_Aufgabenstellung_
Gib aus dem Artikel zur Parlamentswahl in Griechenland den Abschnitt wortgetreu wieder, der mit den Worten beginnt, die „Athen. Die Parlamentswahlen“ enthalten, und mit „Kopf an Kopf.“ endet.

── Ausgangstext

Athen. Die Parlamentswahlen in Griechenland gelten als Schicksalswahl für die gesamte EU: Gewinnt die linksradikale Syriza-Partei, will deren Vorsitzender Tsirpas den Sparkurs beenden - das könnte heißen, das Land müsste aus der Euro-Zone. Derzeit liegen die Lager Kopf an Kopf.
Bei der Parlamentswahl in Griechenland liegt die konservative Nea Dimokratia (ND) laut neuesten Prognosen 1,6 Prozentpunkte vor dem Linksbündnis Syriza. Der TV-Prognose vom Sonntagabend zufolge kommt die ND auf 28,6 bis 30 Prozent der Stimmen vor Syriza, das 27 bis 28,4 Prozent erhielt. Die ND will die Sparauflagen der internationalen Geldgeber nachverhandeln, Syriza ist ein Gegner der Auflagen und hat mit der Aufkündigung des Sparkurses gedroht.

────
── Datensätze

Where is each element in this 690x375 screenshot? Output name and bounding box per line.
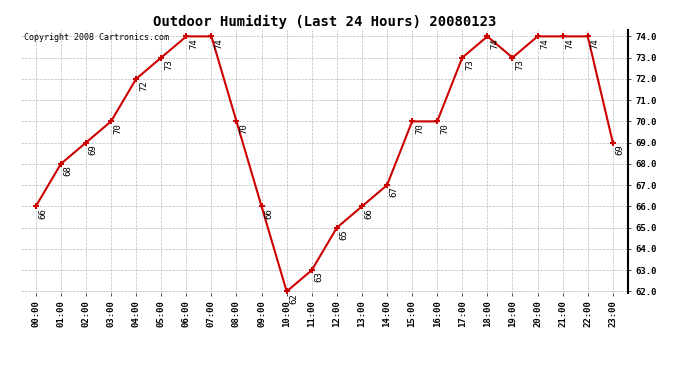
Text: 74: 74 [490, 38, 499, 48]
Text: 70: 70 [114, 123, 123, 134]
Text: 72: 72 [139, 80, 148, 91]
Text: 74: 74 [565, 38, 575, 48]
Text: 69: 69 [615, 144, 624, 155]
Text: 66: 66 [264, 208, 273, 219]
Title: Outdoor Humidity (Last 24 Hours) 20080123: Outdoor Humidity (Last 24 Hours) 2008012… [152, 15, 496, 29]
Text: 66: 66 [365, 208, 374, 219]
Text: 67: 67 [390, 186, 399, 197]
Text: 68: 68 [63, 165, 72, 176]
Text: 73: 73 [164, 59, 173, 70]
Text: 63: 63 [315, 272, 324, 282]
Text: 62: 62 [289, 293, 299, 304]
Text: 66: 66 [39, 208, 48, 219]
Text: 70: 70 [440, 123, 449, 134]
Text: 74: 74 [540, 38, 549, 48]
Text: 70: 70 [239, 123, 248, 134]
Text: 74: 74 [214, 38, 223, 48]
Text: 73: 73 [465, 59, 474, 70]
Text: 73: 73 [515, 59, 524, 70]
Text: Copyright 2008 Cartronics.com: Copyright 2008 Cartronics.com [23, 33, 169, 42]
Text: 74: 74 [591, 38, 600, 48]
Text: 69: 69 [89, 144, 98, 155]
Text: 74: 74 [189, 38, 198, 48]
Text: 70: 70 [415, 123, 424, 134]
Text: 65: 65 [339, 229, 348, 240]
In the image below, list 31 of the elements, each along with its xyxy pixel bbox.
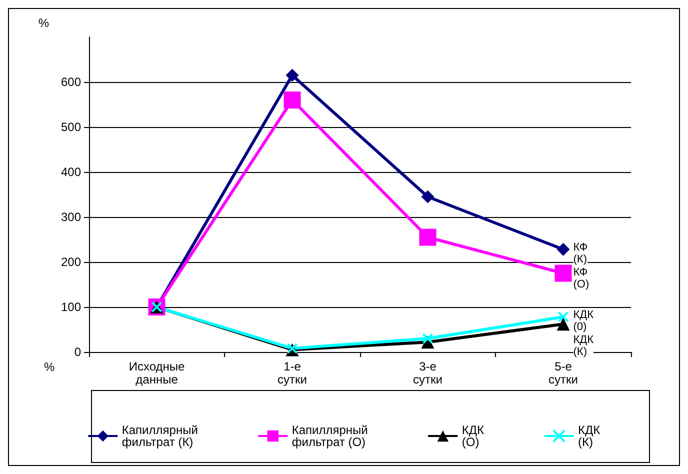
- x-tick-label: 5-е сутки: [548, 360, 578, 386]
- point: [554, 264, 572, 282]
- annotation: КФ (О): [573, 266, 590, 290]
- y-tick-label: 200: [60, 255, 82, 269]
- y-tick-label: 600: [60, 75, 82, 89]
- y-tick-label: 100: [60, 300, 82, 314]
- x-tick-label: 3-е сутки: [413, 360, 442, 386]
- y-axis-title: %: [38, 16, 50, 30]
- point: [421, 190, 434, 204]
- point: [422, 333, 434, 344]
- y-tick-label: 500: [60, 120, 82, 134]
- x-tick-label: 1-е сутки: [278, 360, 307, 386]
- legend-label: Капиллярный фильтрат (К): [122, 423, 198, 449]
- point: [556, 242, 570, 256]
- legend-label: КДК (О): [462, 423, 484, 449]
- annotation: КДК (К): [573, 334, 594, 358]
- point: [286, 68, 299, 82]
- point: [558, 311, 569, 322]
- point: [284, 92, 301, 108]
- point: [286, 342, 298, 354]
- y-tick-label: 400: [60, 165, 82, 179]
- y-tick-label: 0: [74, 345, 82, 359]
- text: %: [44, 360, 55, 374]
- annotation: КФ (К): [573, 241, 588, 266]
- legend-label: Капиллярный фильтрат (О): [292, 423, 368, 449]
- y-tick-label: 300: [60, 210, 82, 224]
- annotation: КДК (0): [573, 308, 594, 333]
- x-tick-label: Исходные данные: [128, 360, 185, 386]
- point: [556, 318, 570, 331]
- legend-label: КДК (К): [578, 423, 600, 449]
- point: [419, 228, 436, 246]
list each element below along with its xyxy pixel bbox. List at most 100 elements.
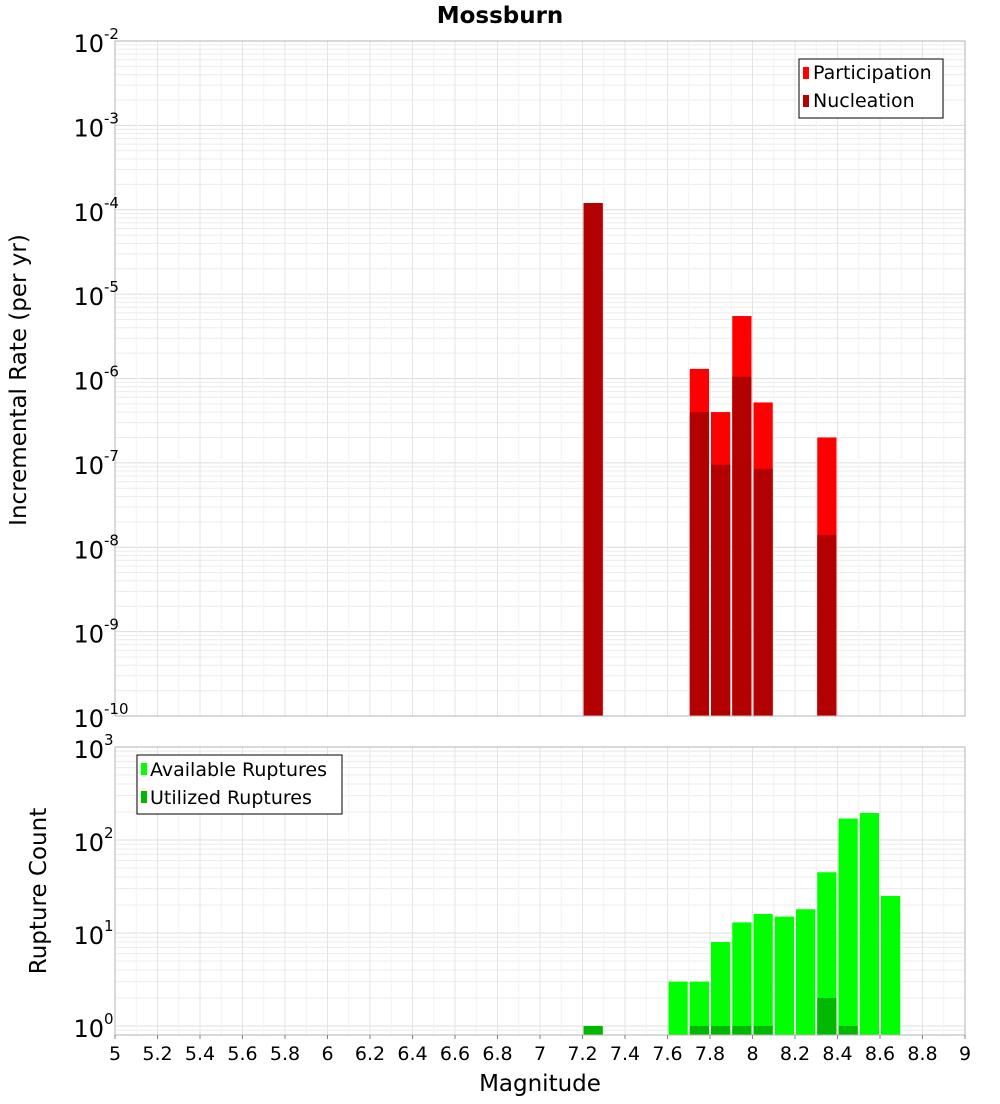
rate-gridlines [114, 41, 966, 717]
nucleation-bar [753, 468, 773, 716]
x-tick-label: 8.6 [865, 1043, 895, 1065]
available-bar [732, 922, 752, 1035]
y-tick-label: 10 -10 [73, 700, 128, 733]
y-tick-base: 10 [73, 114, 104, 142]
y-tick-base: 10 [73, 452, 104, 480]
nucleation-legend-swatch [803, 95, 809, 107]
y-tick-base: 10 [73, 621, 104, 649]
x-tick-labels: 5 5.2 5.4 5.6 5.8 6 6.2 6.4 6.6 6.8 7 7.2 7.4 7.6 7.8 8… [109, 1035, 971, 1065]
x-tick-label: 6.2 [355, 1043, 385, 1065]
y-tick-exponent: -9 [104, 616, 119, 634]
x-tick-label: 7 [534, 1043, 546, 1065]
available-bar [668, 981, 688, 1035]
available-legend-swatch [141, 763, 147, 775]
y-tick-exponent: -8 [104, 531, 119, 549]
available-bar [838, 818, 858, 1035]
x-tick-label: 6 [321, 1043, 333, 1065]
y-tick-base: 10 [73, 536, 104, 564]
available-bar [881, 895, 901, 1035]
rate-plot-border [114, 40, 966, 717]
x-tick-label: 5.8 [270, 1043, 300, 1065]
y-tick-label: 10 -2 [73, 25, 119, 58]
y-tick-exponent: -7 [104, 447, 119, 465]
rate-y-axis-label: Incremental Rate (per yr) [6, 234, 32, 526]
utilized-bars [583, 997, 858, 1035]
available-bar [753, 914, 773, 1035]
y-tick-exponent: -10 [104, 700, 129, 718]
x-tick-label: 7.6 [652, 1043, 682, 1065]
x-tick-label: 6.8 [482, 1043, 512, 1065]
y-tick-base: 10 [73, 736, 104, 764]
y-tick-base: 10 [73, 829, 104, 857]
y-tick-exponent: -4 [104, 194, 119, 212]
nucleation-bar [583, 203, 603, 716]
y-tick-base: 10 [73, 30, 104, 58]
available-bar [774, 916, 794, 1035]
utilized-bar [753, 1025, 773, 1035]
y-tick-exponent: 3 [104, 731, 114, 749]
count-legend-box [136, 754, 343, 815]
x-tick-label: 8 [746, 1043, 758, 1065]
x-tick-label: 7.4 [610, 1043, 640, 1065]
y-tick-exponent: -3 [104, 109, 119, 127]
rate-legend: Participation Nucleation [798, 58, 944, 119]
nucleation-bars [583, 203, 837, 716]
utilized-bar [583, 1025, 603, 1035]
available-legend-label: Available Ruptures [150, 759, 327, 781]
participation-legend-swatch [803, 67, 809, 79]
x-tick-label: 5 [109, 1043, 121, 1065]
y-tick-label: 10 3 [73, 731, 113, 764]
utilized-legend-swatch [141, 791, 147, 803]
utilized-bar [817, 997, 837, 1035]
count-y-axis-label: Rupture Count [26, 808, 52, 974]
available-bar [859, 813, 879, 1035]
x-tick-label: 5.4 [185, 1043, 215, 1065]
utilized-bar [732, 1025, 752, 1035]
y-tick-exponent: 2 [104, 824, 114, 842]
utilized-legend-label: Utilized Ruptures [150, 787, 312, 809]
y-tick-label: 10 0 [73, 1010, 113, 1043]
x-tick-label: 8.2 [780, 1043, 810, 1065]
y-tick-base: 10 [73, 1015, 104, 1043]
y-tick-label: 10 -8 [73, 531, 119, 564]
nucleation-bar [689, 412, 709, 716]
y-tick-label: 10 -9 [73, 616, 119, 649]
x-tick-label: 5.2 [142, 1043, 172, 1065]
y-tick-base: 10 [73, 705, 104, 733]
y-tick-label: 10 -5 [73, 278, 119, 311]
utilized-bar [838, 1025, 858, 1035]
y-tick-label: 10 -6 [73, 363, 119, 396]
x-tick-label: 8.8 [907, 1043, 937, 1065]
y-tick-base: 10 [73, 368, 104, 396]
utilized-bar [711, 1025, 731, 1035]
y-tick-base: 10 [73, 283, 104, 311]
y-tick-exponent: -2 [104, 25, 119, 43]
x-tick-label: 7.8 [695, 1043, 725, 1065]
y-tick-label: 10 1 [73, 917, 113, 950]
nucleation-bar [732, 376, 752, 716]
participation-legend-label: Participation [813, 62, 932, 84]
x-tick-label: 6.4 [397, 1043, 427, 1065]
y-tick-exponent: 0 [104, 1010, 114, 1028]
available-bar [796, 909, 816, 1035]
available-bar [689, 981, 709, 1035]
y-tick-label: 10 -4 [73, 194, 119, 227]
y-tick-exponent: -5 [104, 278, 119, 296]
nucleation-bar [817, 534, 837, 716]
chart-title: Mossburn [437, 3, 564, 29]
y-tick-label: 10 2 [73, 824, 113, 857]
y-tick-exponent: -6 [104, 363, 119, 381]
y-tick-base: 10 [73, 199, 104, 227]
utilized-bar [689, 1025, 709, 1035]
available-bar [711, 942, 731, 1035]
nucleation-bar [711, 464, 731, 716]
available-bar [817, 872, 837, 1035]
rate-legend-box [798, 58, 944, 119]
x-tick-label: 8.4 [822, 1043, 852, 1065]
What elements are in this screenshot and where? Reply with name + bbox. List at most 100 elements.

────

_Vollständige Antwort_
Athen. Die Parlamentswahlen in Griechenland gelten als Schicksalswahl für die gesamte EU: Gewinnt die linksradikale Syriza-Partei, will deren Vorsitzender Tsirpas den Sparkurs beenden - das könnte heißen, das Land müsste aus der Euro-Zone. Derzeit liegen die Lager Kopf an Kopf.